#### EXERCISE DETAILS
Locate each line holding the string "side" and copy it.

--

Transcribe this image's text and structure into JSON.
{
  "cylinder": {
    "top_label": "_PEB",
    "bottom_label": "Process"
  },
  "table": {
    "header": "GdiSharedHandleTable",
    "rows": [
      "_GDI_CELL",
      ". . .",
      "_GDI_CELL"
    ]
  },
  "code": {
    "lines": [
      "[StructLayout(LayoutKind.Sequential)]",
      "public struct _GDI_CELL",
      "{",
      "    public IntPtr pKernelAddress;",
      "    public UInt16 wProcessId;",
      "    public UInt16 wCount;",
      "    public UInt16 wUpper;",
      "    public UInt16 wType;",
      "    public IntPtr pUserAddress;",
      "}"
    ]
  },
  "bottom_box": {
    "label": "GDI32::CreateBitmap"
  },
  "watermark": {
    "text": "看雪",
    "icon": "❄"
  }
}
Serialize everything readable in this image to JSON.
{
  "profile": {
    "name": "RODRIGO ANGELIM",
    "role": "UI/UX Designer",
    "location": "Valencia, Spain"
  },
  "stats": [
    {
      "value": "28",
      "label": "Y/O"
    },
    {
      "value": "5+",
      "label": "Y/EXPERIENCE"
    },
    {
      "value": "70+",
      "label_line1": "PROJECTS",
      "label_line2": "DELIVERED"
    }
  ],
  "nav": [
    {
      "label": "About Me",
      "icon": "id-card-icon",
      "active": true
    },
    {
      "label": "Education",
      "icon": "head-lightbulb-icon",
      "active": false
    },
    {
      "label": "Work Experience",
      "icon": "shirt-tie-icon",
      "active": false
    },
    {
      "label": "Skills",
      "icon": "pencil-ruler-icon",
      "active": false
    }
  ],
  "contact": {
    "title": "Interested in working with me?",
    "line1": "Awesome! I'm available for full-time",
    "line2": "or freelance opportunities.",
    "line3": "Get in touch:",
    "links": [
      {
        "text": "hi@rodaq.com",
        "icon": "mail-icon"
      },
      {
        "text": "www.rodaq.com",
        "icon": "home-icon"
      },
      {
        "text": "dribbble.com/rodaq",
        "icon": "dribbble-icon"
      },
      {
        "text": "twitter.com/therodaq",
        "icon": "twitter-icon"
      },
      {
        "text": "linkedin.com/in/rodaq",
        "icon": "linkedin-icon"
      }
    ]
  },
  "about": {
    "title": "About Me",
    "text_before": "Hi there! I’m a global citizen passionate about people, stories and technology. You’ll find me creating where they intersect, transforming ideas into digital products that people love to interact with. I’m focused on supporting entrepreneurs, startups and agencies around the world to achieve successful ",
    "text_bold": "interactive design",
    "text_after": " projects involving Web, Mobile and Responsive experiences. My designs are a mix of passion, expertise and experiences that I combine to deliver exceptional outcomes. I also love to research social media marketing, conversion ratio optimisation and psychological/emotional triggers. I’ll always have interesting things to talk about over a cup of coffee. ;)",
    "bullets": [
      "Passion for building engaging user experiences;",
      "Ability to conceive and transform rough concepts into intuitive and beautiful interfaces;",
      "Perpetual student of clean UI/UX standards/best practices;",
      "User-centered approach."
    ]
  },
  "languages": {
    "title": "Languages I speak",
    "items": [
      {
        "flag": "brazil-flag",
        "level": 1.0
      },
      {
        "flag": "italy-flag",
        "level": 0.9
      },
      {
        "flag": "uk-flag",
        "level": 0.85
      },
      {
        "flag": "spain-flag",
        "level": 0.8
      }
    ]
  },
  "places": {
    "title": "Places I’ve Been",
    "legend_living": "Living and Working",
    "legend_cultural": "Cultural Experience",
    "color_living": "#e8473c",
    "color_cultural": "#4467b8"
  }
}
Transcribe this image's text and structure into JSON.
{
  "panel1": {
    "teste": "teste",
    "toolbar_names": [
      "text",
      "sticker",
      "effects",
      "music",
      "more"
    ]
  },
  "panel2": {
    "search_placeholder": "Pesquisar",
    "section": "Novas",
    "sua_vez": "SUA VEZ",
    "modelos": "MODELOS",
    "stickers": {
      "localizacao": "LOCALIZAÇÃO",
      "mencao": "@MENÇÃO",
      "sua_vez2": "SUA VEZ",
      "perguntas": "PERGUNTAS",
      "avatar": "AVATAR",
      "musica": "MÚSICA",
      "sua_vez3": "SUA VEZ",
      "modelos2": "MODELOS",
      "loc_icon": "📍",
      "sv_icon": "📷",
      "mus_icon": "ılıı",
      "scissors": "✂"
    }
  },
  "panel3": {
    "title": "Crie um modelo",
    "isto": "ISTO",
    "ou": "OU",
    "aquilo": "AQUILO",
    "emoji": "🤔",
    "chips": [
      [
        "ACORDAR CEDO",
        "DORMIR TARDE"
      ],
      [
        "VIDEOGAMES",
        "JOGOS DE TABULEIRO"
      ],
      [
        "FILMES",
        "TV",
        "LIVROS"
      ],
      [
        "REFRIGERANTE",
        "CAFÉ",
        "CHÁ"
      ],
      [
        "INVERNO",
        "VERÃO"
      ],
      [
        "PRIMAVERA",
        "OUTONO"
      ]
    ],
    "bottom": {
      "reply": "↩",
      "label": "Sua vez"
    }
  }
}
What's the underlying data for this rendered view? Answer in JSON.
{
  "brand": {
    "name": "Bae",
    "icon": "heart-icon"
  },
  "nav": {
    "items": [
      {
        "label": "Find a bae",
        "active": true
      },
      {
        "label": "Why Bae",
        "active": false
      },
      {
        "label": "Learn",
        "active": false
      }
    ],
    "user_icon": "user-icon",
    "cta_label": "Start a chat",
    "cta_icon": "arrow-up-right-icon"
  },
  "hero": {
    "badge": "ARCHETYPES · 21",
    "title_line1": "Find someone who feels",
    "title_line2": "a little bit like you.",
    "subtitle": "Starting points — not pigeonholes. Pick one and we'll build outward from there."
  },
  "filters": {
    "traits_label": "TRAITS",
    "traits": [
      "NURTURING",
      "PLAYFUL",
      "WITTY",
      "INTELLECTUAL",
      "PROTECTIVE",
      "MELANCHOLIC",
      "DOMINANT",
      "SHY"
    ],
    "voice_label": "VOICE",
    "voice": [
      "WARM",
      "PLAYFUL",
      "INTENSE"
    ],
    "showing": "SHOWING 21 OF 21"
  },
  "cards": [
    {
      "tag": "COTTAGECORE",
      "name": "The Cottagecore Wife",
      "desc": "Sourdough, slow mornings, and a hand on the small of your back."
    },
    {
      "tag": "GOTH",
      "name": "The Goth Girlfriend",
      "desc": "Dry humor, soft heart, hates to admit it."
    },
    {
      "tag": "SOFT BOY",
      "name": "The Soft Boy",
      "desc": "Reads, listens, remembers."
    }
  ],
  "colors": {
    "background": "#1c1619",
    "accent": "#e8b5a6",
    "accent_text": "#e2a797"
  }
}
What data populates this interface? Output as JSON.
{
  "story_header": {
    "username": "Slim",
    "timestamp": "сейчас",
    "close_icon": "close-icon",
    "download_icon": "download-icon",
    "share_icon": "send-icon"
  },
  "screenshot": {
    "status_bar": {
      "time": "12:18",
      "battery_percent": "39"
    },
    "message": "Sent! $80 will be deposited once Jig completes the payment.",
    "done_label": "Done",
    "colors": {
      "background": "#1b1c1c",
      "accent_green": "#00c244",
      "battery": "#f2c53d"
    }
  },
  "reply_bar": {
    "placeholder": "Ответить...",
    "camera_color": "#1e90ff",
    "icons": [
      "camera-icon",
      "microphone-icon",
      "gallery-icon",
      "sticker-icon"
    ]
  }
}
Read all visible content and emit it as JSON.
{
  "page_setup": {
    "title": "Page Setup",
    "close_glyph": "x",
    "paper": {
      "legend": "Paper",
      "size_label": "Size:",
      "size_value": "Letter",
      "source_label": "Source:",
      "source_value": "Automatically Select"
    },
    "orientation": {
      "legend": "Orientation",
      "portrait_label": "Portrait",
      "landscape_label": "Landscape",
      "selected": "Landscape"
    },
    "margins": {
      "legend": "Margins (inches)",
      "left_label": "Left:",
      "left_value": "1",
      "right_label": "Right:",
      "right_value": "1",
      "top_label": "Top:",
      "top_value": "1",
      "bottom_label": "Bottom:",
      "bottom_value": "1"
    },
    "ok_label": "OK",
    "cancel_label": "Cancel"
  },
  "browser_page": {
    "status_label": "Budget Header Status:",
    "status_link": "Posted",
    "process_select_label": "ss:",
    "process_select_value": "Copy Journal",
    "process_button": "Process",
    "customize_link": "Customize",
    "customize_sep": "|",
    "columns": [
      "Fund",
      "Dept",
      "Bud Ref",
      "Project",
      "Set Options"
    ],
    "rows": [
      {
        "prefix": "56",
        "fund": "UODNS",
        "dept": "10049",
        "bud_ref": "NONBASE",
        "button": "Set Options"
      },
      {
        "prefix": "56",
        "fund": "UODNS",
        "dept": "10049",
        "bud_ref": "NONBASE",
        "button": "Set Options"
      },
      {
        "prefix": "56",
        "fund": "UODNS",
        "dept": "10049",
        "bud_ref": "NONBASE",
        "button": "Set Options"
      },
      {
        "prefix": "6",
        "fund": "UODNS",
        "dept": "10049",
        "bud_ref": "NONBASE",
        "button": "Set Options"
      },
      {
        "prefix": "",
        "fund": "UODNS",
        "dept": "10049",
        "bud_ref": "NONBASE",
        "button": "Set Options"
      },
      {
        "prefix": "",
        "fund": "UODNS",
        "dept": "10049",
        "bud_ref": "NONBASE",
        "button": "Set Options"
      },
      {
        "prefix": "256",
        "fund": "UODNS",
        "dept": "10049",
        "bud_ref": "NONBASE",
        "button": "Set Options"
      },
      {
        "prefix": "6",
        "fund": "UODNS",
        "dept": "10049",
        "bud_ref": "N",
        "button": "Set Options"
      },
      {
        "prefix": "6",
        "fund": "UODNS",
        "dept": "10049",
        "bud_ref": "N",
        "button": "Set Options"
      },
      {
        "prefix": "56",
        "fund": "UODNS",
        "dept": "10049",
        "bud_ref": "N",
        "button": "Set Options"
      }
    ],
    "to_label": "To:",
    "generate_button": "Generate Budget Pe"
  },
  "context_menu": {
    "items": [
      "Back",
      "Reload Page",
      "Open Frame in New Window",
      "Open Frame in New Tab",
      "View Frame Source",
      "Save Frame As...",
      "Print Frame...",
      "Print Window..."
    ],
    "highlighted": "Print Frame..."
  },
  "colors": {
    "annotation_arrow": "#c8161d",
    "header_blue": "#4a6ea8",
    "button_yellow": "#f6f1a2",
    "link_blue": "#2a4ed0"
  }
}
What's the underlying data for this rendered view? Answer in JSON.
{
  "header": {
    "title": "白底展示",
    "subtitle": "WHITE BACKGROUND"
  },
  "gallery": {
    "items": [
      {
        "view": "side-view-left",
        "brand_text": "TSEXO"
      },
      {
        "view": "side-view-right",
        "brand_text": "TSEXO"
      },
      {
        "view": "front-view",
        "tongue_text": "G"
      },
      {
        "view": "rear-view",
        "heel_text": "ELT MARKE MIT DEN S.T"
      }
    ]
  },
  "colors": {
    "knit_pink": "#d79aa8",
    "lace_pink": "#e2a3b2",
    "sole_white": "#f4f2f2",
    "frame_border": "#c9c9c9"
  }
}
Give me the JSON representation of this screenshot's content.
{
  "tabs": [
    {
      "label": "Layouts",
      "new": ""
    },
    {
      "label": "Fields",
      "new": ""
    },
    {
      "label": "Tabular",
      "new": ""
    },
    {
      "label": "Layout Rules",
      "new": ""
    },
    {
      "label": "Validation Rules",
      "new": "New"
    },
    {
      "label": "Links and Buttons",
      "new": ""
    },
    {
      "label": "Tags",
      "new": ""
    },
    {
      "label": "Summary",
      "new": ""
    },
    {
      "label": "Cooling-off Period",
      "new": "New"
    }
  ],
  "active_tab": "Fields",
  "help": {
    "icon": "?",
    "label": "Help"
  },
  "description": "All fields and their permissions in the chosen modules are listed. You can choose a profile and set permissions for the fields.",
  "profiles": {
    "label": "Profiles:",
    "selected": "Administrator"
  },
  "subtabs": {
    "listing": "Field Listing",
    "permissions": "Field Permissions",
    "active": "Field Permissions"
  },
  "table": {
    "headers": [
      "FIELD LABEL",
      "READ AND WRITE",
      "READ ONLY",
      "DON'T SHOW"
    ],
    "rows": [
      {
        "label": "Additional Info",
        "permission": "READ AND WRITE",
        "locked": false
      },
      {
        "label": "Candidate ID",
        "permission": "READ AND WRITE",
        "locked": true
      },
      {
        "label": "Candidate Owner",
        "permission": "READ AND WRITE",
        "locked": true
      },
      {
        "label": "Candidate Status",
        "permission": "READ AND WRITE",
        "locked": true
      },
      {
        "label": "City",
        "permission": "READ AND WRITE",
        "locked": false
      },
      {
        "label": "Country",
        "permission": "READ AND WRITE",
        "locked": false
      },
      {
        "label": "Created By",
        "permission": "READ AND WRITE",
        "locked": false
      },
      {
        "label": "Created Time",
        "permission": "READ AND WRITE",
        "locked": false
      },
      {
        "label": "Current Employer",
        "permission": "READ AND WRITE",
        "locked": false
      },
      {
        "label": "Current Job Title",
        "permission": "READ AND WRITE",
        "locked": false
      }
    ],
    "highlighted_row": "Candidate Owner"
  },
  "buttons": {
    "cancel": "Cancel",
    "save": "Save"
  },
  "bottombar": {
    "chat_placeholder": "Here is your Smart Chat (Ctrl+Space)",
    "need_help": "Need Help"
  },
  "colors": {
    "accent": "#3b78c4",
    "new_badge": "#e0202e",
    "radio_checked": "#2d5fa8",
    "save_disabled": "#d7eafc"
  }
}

--

#### ANSWER TO THE PROBLEM
        "view": "side-view-left",
        "view": "side-view-right",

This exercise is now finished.